--- Objective ---
Write out the full listing exactly as given, minus the images.

--- Listing ---
════════════════════

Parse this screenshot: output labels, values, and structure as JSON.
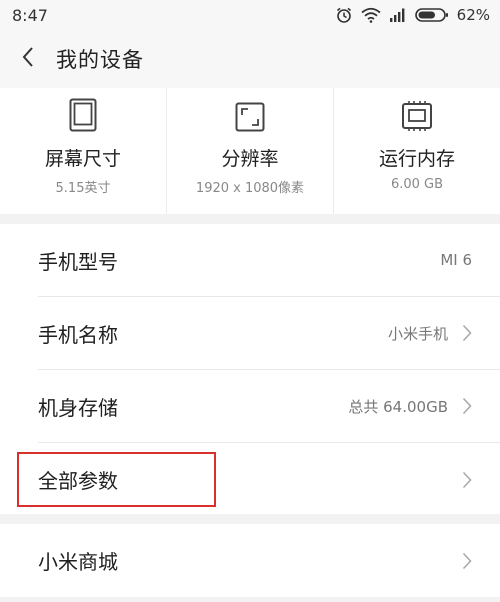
{
  "status_bar": {
    "time": "8:47",
    "battery": "62%",
    "icons": [
      "alarm-icon",
      "wifi-icon",
      "signal-icon",
      "battery-icon"
    ]
  },
  "header": {
    "title": "我的设备",
    "back_icon": "chevron-left-icon"
  },
  "specs": [
    {
      "label": "屏幕尺寸",
      "value": "5.15英寸",
      "icon": "phone-screen-icon"
    },
    {
      "label": "分辨率",
      "value": "1920 x 1080像素",
      "icon": "resolution-icon"
    },
    {
      "label": "运行内存",
      "value": "6.00 GB",
      "icon": "memory-chip-icon"
    }
  ],
  "list": [
    {
      "label": "手机型号",
      "value": "MI 6",
      "has_arrow": false
    },
    {
      "label": "手机名称",
      "value": "小米手机",
      "has_arrow": true
    },
    {
      "label": "机身存储",
      "value": "总共 64.00GB",
      "has_arrow": true
    },
    {
      "label": "全部参数",
      "value": "",
      "has_arrow": true,
      "highlighted": true
    }
  ],
  "list2": [
    {
      "label": "小米商城",
      "value": "",
      "has_arrow": true
    }
  ],
  "colors": {
    "highlight": "#d9302c",
    "background": "#f2f2f2",
    "card": "#ffffff"
  }
}
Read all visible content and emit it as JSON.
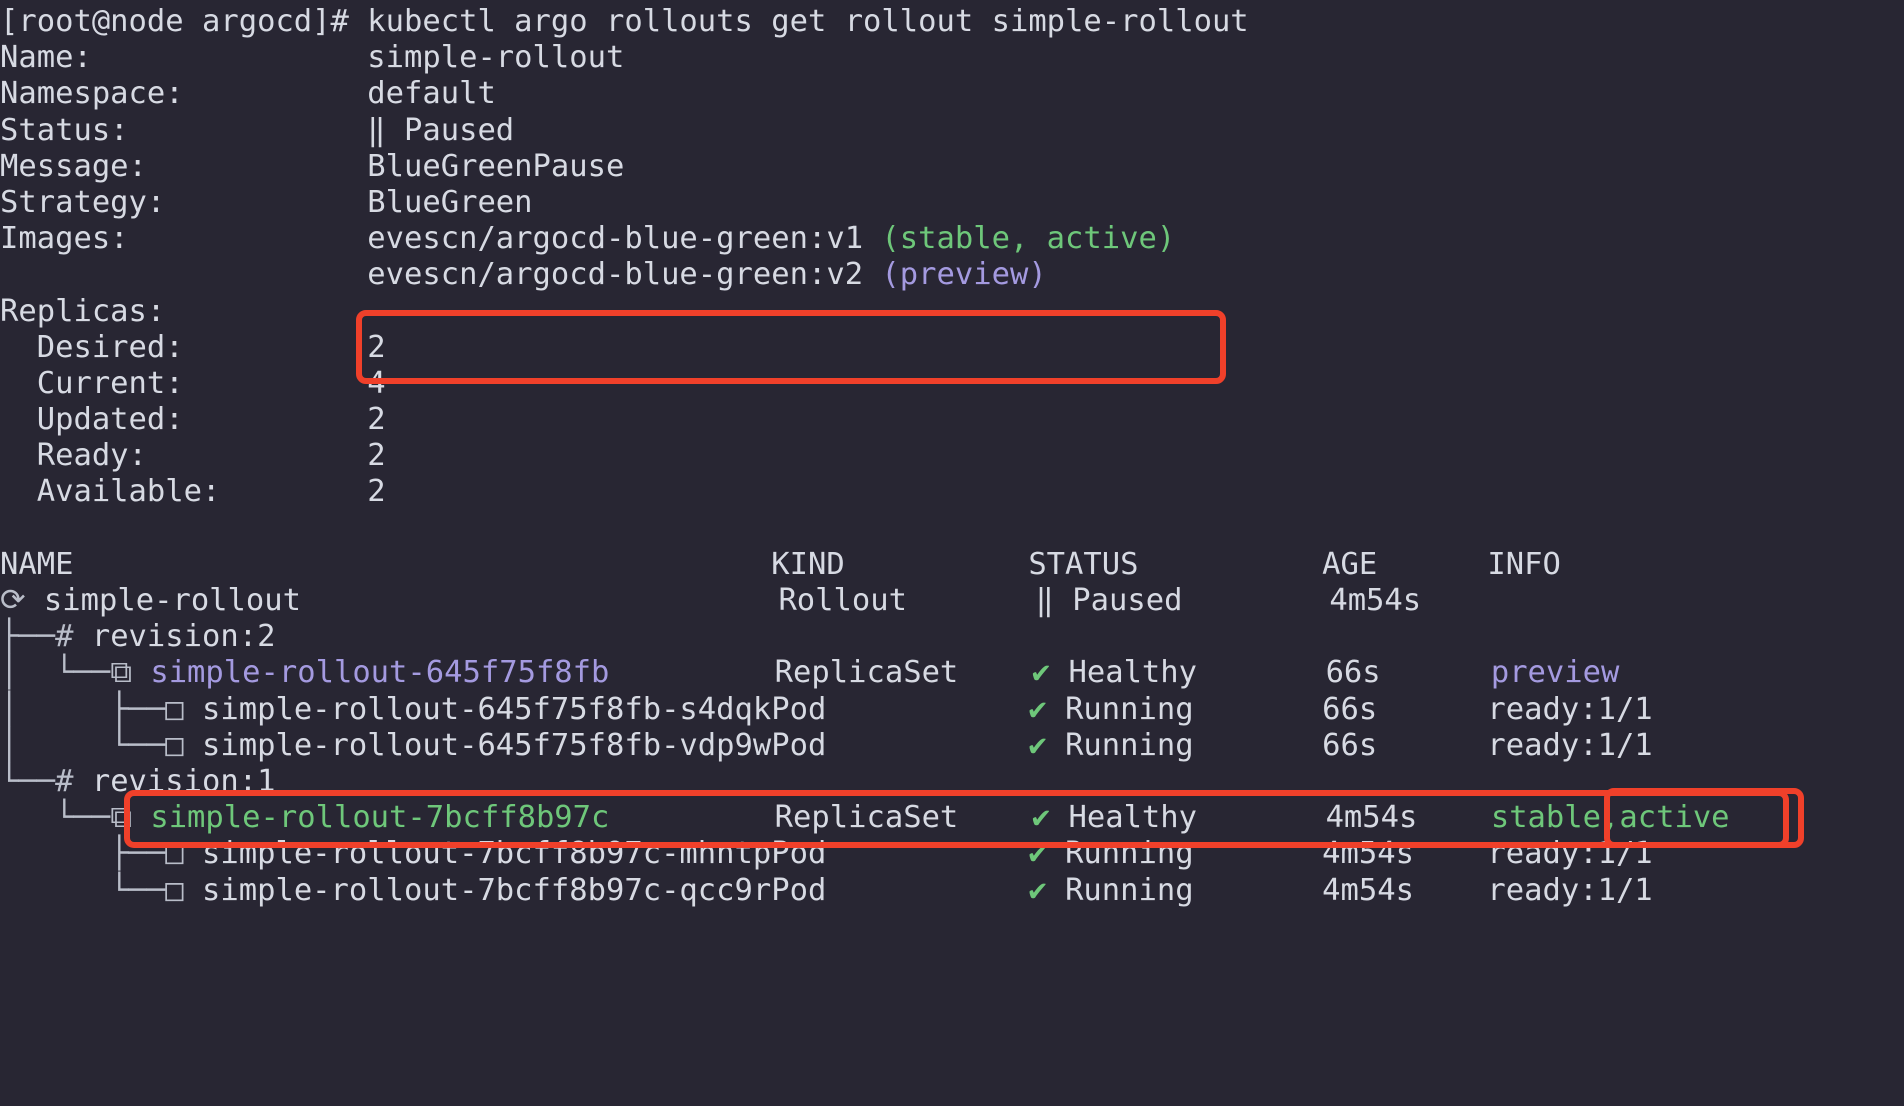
{
  "terminal": {
    "background_color": "#282633",
    "foreground_color": "#d7dae3",
    "accent_green": "#6ec77a",
    "accent_purple": "#a49ae0",
    "annotation_red": "#f0402a",
    "prompt": "[root@node argocd]#",
    "command": "kubectl argo rollouts get rollout simple-rollout"
  },
  "summary": {
    "rows": [
      {
        "label": "Name:",
        "value": "simple-rollout"
      },
      {
        "label": "Namespace:",
        "value": "default"
      },
      {
        "label": "Status:",
        "value": "Paused",
        "icon": "pause-icon",
        "icon_glyph": "‖"
      },
      {
        "label": "Message:",
        "value": "BlueGreenPause"
      },
      {
        "label": "Strategy:",
        "value": "BlueGreen"
      }
    ],
    "images_label": "Images:",
    "images": [
      {
        "name": "evescn/argocd-blue-green:v1",
        "tags": "(stable, active)",
        "tag_color": "green"
      },
      {
        "name": "evescn/argocd-blue-green:v2",
        "tags": "(preview)",
        "tag_color": "purple"
      }
    ],
    "replicas_label": "Replicas:",
    "replicas": [
      {
        "label": "Desired:",
        "value": "2"
      },
      {
        "label": "Current:",
        "value": "4"
      },
      {
        "label": "Updated:",
        "value": "2"
      },
      {
        "label": "Ready:",
        "value": "2"
      },
      {
        "label": "Available:",
        "value": "2"
      }
    ]
  },
  "tree_table": {
    "headers": {
      "name": "NAME",
      "kind": "KIND",
      "status": "STATUS",
      "age": "AGE",
      "info": "INFO"
    },
    "rows": [
      {
        "tree": "",
        "icon": "rollout-icon",
        "icon_glyph": "⟳",
        "name": "simple-rollout",
        "name_color": "fg",
        "kind": "Rollout",
        "status_icon_glyph": "‖",
        "status_icon_color": "fg",
        "status": "Paused",
        "age": "4m54s",
        "info": "",
        "info_color": "fg"
      },
      {
        "tree": "├──",
        "icon": "revision-hash-icon",
        "icon_glyph": "#",
        "name": "revision:2",
        "name_color": "fg",
        "kind": "",
        "status_icon_glyph": "",
        "status_icon_color": "fg",
        "status": "",
        "age": "",
        "info": "",
        "info_color": "fg"
      },
      {
        "tree": "│  └──",
        "icon": "replicaset-icon",
        "icon_glyph": "⧉",
        "name": "simple-rollout-645f75f8fb",
        "name_color": "purple",
        "kind": "ReplicaSet",
        "status_icon_glyph": "✔",
        "status_icon_color": "green",
        "status": "Healthy",
        "age": "66s",
        "info": "preview",
        "info_color": "purple"
      },
      {
        "tree": "│     ├──",
        "icon": "pod-icon",
        "icon_glyph": "□",
        "name": "simple-rollout-645f75f8fb-s4dqk",
        "name_color": "fg",
        "kind": "Pod",
        "status_icon_glyph": "✔",
        "status_icon_color": "green",
        "status": "Running",
        "age": "66s",
        "info": "ready:1/1",
        "info_color": "fg"
      },
      {
        "tree": "│     └──",
        "icon": "pod-icon",
        "icon_glyph": "□",
        "name": "simple-rollout-645f75f8fb-vdp9w",
        "name_color": "fg",
        "kind": "Pod",
        "status_icon_glyph": "✔",
        "status_icon_color": "green",
        "status": "Running",
        "age": "66s",
        "info": "ready:1/1",
        "info_color": "fg"
      },
      {
        "tree": "└──",
        "icon": "revision-hash-icon",
        "icon_glyph": "#",
        "name": "revision:1",
        "name_color": "fg",
        "kind": "",
        "status_icon_glyph": "",
        "status_icon_color": "fg",
        "status": "",
        "age": "",
        "info": "",
        "info_color": "fg"
      },
      {
        "tree": "   └──",
        "icon": "replicaset-icon",
        "icon_glyph": "⧉",
        "name": "simple-rollout-7bcff8b97c",
        "name_color": "green",
        "kind": "ReplicaSet",
        "status_icon_glyph": "✔",
        "status_icon_color": "green",
        "status": "Healthy",
        "age": "4m54s",
        "info": "stable,active",
        "info_color": "green"
      },
      {
        "tree": "      ├──",
        "icon": "pod-icon",
        "icon_glyph": "□",
        "name": "simple-rollout-7bcff8b97c-mhntp",
        "name_color": "fg",
        "kind": "Pod",
        "status_icon_glyph": "✔",
        "status_icon_color": "green",
        "status": "Running",
        "age": "4m54s",
        "info": "ready:1/1",
        "info_color": "fg"
      },
      {
        "tree": "      └──",
        "icon": "pod-icon",
        "icon_glyph": "□",
        "name": "simple-rollout-7bcff8b97c-qcc9r",
        "name_color": "fg",
        "kind": "Pod",
        "status_icon_glyph": "✔",
        "status_icon_color": "green",
        "status": "Running",
        "age": "4m54s",
        "info": "ready:1/1",
        "info_color": "fg"
      }
    ]
  },
  "annotations": [
    {
      "name": "highlight-preview-image",
      "target": "evescn/argocd-blue-green:v2 (preview)"
    },
    {
      "name": "highlight-preview-rs-row",
      "target": "simple-rollout-645f75f8fb ReplicaSet Healthy 66s"
    },
    {
      "name": "highlight-preview-info",
      "target": "preview"
    }
  ]
}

════════════════════

--- Problem solution ---
Parse this screenshot: output labels, values, and structure as JSON.
{
  "status_bar": {
    "time": "8:47",
    "battery": "62%",
    "icons": [
      "alarm-icon",
      "wifi-icon",
      "signal-icon",
      "battery-icon"
    ]
  },
  "header": {
    "title": "我的设备",
    "back_icon": "chevron-left-icon"
  },
  "specs": [
    {
      "label": "屏幕尺寸",
      "value": "5.15英寸",
      "icon": "phone-screen-icon"
    },
    {
      "label": "分辨率",
      "value": "1920 x 1080像素",
      "icon": "resolution-icon"
    },
    {
      "label": "运行内存",
      "value": "6.00 GB",
      "icon": "memory-chip-icon"
    }
  ],
  "list": [
    {
      "label": "手机型号",
      "value": "MI 6",
      "has_arrow": false
    },
    {
      "label": "手机名称",
      "value": "小米手机",
      "has_arrow": true
    },
    {
      "label": "机身存储",
      "value": "总共 64.00GB",
      "has_arrow": true
    },
    {
      "label": "全部参数",
      "value": "",
      "has_arrow": true,
      "highlighted": true
    }
  ],
  "list2": [
    {
      "label": "小米商城",
      "value": "",
      "has_arrow": true
    }
  ],
  "colors": {
    "highlight": "#d9302c",
    "background": "#f2f2f2",
    "card": "#ffffff"
  }
}
Read all visible content and emit it as JSON.
{
  "terminal": {
    "background_color": "#282633",
    "foreground_color": "#d7dae3",
    "accent_green": "#6ec77a",
    "accent_purple": "#a49ae0",
    "annotation_red": "#f0402a",
    "prompt": "[root@node argocd]#",
    "command": "kubectl argo rollouts get rollout simple-rollout"
  },
  "summary": {
    "rows": [
      {
        "label": "Name:",
        "value": "simple-rollout"
      },
      {
        "label": "Namespace:",
        "value": "default"
      },
      {
        "label": "Status:",
        "value": "Paused",
        "icon": "pause-icon",
        "icon_glyph": "‖"
      },
      {
        "label": "Message:",
        "value": "BlueGreenPause"
      },
      {
        "label": "Strategy:",
        "value": "BlueGreen"
      }
    ],
    "images_label": "Images:",
    "images": [
      {
        "name": "evescn/argocd-blue-green:v1",
        "tags": "(stable, active)",
        "tag_color": "green"
      },
      {
        "name": "evescn/argocd-blue-green:v2",
        "tags": "(preview)",
        "tag_color": "purple"
      }
    ],
    "replicas_label": "Replicas:",
    "replicas": [
      {
        "label": "Desired:",
        "value": "2"
      },
      {
        "label": "Current:",
        "value": "4"
      },
      {
        "label": "Updated:",
        "value": "2"
      },
      {
        "label": "Ready:",
        "value": "2"
      },
      {
        "label": "Available:",
        "value": "2"
      }
    ]
  },
  "tree_table": {
    "headers": {
      "name": "NAME",
      "kind": "KIND",
      "status": "STATUS",
      "age": "AGE",
      "info": "INFO"
    },
    "rows": [
      {
        "tree": "",
        "icon": "rollout-icon",
        "icon_glyph": "⟳",
        "name": "simple-rollout",
        "name_color": "fg",
        "kind": "Rollout",
        "status_icon_glyph": "‖",
        "status_icon_color": "fg",
        "status": "Paused",
        "age": "4m54s",
        "info": "",
        "info_color": "fg"
      },
      {
        "tree": "├──",
        "icon": "revision-hash-icon",
        "icon_glyph": "#",
        "name": "revision:2",
        "name_color": "fg",
        "kind": "",
        "status_icon_glyph": "",
        "status_icon_color": "fg",
        "status": "",
        "age": "",
        "info": "",
        "info_color": "fg"
      },
      {
        "tree": "│  └──",
        "icon": "replicaset-icon",
        "icon_glyph": "⧉",
        "name": "simple-rollout-645f75f8fb",
        "name_color": "purple",
        "kind": "ReplicaSet",
        "status_icon_glyph": "✔",
        "status_icon_color": "green",
        "status": "Healthy",
        "age": "66s",
        "info": "preview",
        "info_color": "purple"
      },
      {
        "tree": "│     ├──",
        "icon": "pod-icon",
        "icon_glyph": "□",
        "name": "simple-rollout-645f75f8fb-s4dqk",
        "name_color": "fg",
        "kind": "Pod",
        "status_icon_glyph": "✔",
        "status_icon_color": "green",
        "status": "Running",
        "age": "66s",
        "info": "ready:1/1",
        "info_color": "fg"
      },
      {
        "tree": "│     └──",
        "icon": "pod-icon",
        "icon_glyph": "□",
        "name": "simple-rollout-645f75f8fb-vdp9w",
        "name_color": "fg",
        "kind": "Pod",
        "status_icon_glyph": "✔",
        "status_icon_color": "green",
        "status": "Running",
        "age": "66s",
        "info": "ready:1/1",
        "info_color": "fg"
      },
      {
        "tree": "└──",
        "icon": "revision-hash-icon",
        "icon_glyph": "#",
        "name": "revision:1",
        "name_color": "fg",
        "kind": "",
        "status_icon_glyph": "",
        "status_icon_color": "fg",
        "status": "",
        "age": "",
        "info": "",
        "info_color": "fg"
      },
      {
        "tree": "   └──",
        "icon": "replicaset-icon",
        "icon_glyph": "⧉",
        "name": "simple-rollout-7bcff8b97c",
        "name_color": "green",
        "kind": "ReplicaSet",
        "status_icon_glyph": "✔",
        "status_icon_color": "green",
        "status": "Healthy",
        "age": "4m54s",
        "info": "stable,active",
        "info_color": "green"
      },
      {
        "tree": "      ├──",
        "icon": "pod-icon",
        "icon_glyph": "□",
        "name": "simple-rollout-7bcff8b97c-mhntp",
        "name_color": "fg",
        "kind": "Pod",
        "status_icon_glyph": "✔",
        "status_icon_color": "green",
        "status": "Running",
        "age": "4m54s",
        "info": "ready:1/1",
        "info_color": "fg"
      },
      {
        "tree": "      └──",
        "icon": "pod-icon",
        "icon_glyph": "□",
        "name": "simple-rollout-7bcff8b97c-qcc9r",
        "name_color": "fg",
        "kind": "Pod",
        "status_icon_glyph": "✔",
        "status_icon_color": "green",
        "status": "Running",
        "age": "4m54s",
        "info": "ready:1/1",
        "info_color": "fg"
      }
    ]
  },
  "annotations": [
    {
      "name": "highlight-preview-image",
      "target": "evescn/argocd-blue-green:v2 (preview)"
    },
    {
      "name": "highlight-preview-rs-row",
      "target": "simple-rollout-645f75f8fb ReplicaSet Healthy 66s"
    },
    {
      "name": "highlight-preview-info",
      "target": "preview"
    }
  ]
}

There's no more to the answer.